▸ Set problem:
From the records below, pull each line that has "selection".

▸ Dataset records:
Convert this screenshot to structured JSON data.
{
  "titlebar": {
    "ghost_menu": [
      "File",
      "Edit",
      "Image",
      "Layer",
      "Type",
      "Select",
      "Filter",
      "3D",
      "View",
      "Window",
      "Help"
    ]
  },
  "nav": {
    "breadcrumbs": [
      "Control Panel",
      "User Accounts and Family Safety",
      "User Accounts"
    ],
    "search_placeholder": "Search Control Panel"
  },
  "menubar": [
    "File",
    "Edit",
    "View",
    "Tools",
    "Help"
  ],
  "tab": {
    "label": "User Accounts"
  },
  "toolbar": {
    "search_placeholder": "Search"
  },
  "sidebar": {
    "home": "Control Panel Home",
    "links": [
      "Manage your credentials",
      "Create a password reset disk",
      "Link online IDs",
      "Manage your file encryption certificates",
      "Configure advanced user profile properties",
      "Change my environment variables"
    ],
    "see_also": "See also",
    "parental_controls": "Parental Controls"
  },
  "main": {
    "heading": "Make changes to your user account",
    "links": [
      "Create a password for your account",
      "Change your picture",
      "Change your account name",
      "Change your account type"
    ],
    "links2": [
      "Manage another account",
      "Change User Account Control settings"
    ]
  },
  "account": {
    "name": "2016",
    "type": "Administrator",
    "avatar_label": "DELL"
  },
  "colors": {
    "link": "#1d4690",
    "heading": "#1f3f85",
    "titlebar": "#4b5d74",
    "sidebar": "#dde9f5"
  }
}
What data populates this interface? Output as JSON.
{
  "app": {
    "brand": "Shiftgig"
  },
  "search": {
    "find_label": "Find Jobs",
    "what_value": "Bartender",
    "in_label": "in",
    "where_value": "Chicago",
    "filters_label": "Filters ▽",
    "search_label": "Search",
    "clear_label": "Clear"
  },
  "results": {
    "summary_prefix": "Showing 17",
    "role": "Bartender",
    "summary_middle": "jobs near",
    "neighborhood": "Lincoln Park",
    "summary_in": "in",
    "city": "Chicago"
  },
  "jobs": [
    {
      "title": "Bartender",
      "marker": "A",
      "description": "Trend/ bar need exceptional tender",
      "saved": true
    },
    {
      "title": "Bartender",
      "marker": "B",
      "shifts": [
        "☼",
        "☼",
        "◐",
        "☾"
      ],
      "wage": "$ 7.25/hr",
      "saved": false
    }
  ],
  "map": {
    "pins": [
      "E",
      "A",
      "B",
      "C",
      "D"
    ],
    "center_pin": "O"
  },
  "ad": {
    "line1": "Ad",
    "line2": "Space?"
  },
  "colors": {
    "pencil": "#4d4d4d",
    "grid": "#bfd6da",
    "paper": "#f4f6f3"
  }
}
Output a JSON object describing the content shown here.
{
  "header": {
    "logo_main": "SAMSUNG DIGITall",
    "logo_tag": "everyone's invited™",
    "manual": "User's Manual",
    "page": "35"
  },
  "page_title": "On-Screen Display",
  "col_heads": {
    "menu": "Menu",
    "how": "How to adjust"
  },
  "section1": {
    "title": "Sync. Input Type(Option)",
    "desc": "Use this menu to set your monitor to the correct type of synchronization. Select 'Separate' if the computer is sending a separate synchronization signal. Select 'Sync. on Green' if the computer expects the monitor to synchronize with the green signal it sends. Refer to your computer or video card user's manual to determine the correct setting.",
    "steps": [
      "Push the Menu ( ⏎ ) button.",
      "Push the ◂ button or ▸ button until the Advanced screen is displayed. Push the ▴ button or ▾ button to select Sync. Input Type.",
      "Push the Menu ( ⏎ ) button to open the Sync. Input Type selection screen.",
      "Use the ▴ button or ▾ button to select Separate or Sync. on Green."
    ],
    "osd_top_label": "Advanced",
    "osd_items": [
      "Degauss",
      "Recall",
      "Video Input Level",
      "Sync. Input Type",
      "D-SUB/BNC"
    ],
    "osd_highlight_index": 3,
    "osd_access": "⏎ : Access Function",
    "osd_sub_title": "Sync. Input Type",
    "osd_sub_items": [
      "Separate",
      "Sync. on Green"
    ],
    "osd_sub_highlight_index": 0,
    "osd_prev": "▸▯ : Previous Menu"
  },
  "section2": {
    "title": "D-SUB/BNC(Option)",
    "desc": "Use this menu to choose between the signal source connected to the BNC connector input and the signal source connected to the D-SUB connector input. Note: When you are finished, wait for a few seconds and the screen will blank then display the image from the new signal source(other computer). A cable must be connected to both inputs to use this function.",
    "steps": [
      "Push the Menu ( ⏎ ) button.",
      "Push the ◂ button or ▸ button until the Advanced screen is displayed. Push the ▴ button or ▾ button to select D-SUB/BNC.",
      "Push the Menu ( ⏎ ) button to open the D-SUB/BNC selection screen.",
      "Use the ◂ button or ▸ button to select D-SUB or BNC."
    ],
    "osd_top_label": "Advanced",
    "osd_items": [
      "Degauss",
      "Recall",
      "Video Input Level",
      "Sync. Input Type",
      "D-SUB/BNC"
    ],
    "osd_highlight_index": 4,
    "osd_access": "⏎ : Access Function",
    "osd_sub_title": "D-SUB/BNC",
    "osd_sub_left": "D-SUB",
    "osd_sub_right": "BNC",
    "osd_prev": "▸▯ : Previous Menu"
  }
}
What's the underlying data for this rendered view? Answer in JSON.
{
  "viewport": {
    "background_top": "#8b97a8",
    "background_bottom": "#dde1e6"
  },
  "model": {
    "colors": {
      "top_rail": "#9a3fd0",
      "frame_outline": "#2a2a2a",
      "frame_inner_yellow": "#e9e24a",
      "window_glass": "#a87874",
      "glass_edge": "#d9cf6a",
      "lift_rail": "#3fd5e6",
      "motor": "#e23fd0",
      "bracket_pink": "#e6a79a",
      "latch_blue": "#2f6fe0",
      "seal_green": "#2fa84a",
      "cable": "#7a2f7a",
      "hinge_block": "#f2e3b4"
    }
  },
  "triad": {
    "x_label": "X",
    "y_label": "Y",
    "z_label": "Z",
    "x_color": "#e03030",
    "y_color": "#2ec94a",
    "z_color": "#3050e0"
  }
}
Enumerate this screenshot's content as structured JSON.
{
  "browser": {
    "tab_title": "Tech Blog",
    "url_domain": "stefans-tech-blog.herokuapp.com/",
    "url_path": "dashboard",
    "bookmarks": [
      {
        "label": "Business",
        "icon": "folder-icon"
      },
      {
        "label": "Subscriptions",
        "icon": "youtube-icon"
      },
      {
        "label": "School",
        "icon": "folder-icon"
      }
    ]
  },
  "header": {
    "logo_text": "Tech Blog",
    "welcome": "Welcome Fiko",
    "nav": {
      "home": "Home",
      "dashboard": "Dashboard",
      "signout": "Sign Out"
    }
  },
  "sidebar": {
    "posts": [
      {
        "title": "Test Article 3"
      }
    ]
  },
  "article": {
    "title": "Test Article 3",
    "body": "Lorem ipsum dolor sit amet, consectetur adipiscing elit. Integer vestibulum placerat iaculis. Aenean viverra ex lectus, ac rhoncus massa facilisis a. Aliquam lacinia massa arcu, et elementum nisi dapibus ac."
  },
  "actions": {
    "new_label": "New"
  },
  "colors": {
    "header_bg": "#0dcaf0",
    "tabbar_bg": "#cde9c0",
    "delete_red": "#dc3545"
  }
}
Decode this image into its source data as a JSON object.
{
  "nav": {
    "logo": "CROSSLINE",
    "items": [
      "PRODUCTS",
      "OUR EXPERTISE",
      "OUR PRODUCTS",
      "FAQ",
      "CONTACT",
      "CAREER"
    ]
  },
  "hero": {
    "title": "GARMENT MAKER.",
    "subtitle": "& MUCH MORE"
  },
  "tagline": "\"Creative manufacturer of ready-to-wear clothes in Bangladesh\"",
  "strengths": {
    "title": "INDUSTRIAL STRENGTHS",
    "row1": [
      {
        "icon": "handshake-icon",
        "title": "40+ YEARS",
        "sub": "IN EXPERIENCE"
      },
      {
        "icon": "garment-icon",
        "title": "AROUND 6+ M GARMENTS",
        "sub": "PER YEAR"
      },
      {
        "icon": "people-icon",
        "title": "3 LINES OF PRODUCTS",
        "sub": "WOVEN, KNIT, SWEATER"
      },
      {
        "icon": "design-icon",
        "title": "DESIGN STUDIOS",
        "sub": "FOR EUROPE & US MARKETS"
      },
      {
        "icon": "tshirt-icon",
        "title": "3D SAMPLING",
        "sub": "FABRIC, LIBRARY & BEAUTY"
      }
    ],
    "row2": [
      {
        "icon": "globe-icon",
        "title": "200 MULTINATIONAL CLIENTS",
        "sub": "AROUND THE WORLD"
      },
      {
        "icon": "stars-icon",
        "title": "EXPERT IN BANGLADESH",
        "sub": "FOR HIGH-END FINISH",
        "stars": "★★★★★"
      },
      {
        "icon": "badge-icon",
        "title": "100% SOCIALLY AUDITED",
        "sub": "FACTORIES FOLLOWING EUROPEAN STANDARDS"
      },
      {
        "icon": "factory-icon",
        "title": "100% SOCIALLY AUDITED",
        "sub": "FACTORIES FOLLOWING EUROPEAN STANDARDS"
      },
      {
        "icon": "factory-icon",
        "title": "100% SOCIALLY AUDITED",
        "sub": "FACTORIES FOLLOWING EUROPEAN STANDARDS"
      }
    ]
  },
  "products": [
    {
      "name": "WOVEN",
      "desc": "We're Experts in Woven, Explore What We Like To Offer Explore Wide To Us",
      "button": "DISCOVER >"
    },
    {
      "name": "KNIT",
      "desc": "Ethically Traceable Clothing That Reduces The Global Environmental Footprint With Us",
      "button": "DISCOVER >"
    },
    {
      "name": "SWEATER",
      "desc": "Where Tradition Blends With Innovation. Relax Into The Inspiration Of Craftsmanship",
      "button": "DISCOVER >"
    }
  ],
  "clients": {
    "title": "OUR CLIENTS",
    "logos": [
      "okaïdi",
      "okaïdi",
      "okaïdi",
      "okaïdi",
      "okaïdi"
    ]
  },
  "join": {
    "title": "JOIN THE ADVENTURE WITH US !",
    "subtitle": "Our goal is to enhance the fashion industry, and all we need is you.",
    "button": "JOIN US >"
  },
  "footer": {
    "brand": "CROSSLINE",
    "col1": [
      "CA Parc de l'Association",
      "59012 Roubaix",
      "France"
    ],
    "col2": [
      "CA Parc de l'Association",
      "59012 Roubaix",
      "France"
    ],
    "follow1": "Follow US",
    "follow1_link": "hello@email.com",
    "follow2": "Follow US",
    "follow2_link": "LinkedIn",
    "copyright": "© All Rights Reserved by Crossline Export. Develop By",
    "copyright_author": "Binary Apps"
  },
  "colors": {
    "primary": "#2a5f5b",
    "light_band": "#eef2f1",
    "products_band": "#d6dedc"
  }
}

▸ Answer to this exercise:
      "Push the Menu ( ⏎ ) button to open the Sync. Input Type selection screen.",
      "Push the Menu ( ⏎ ) button to open the D-SUB/BNC selection screen.",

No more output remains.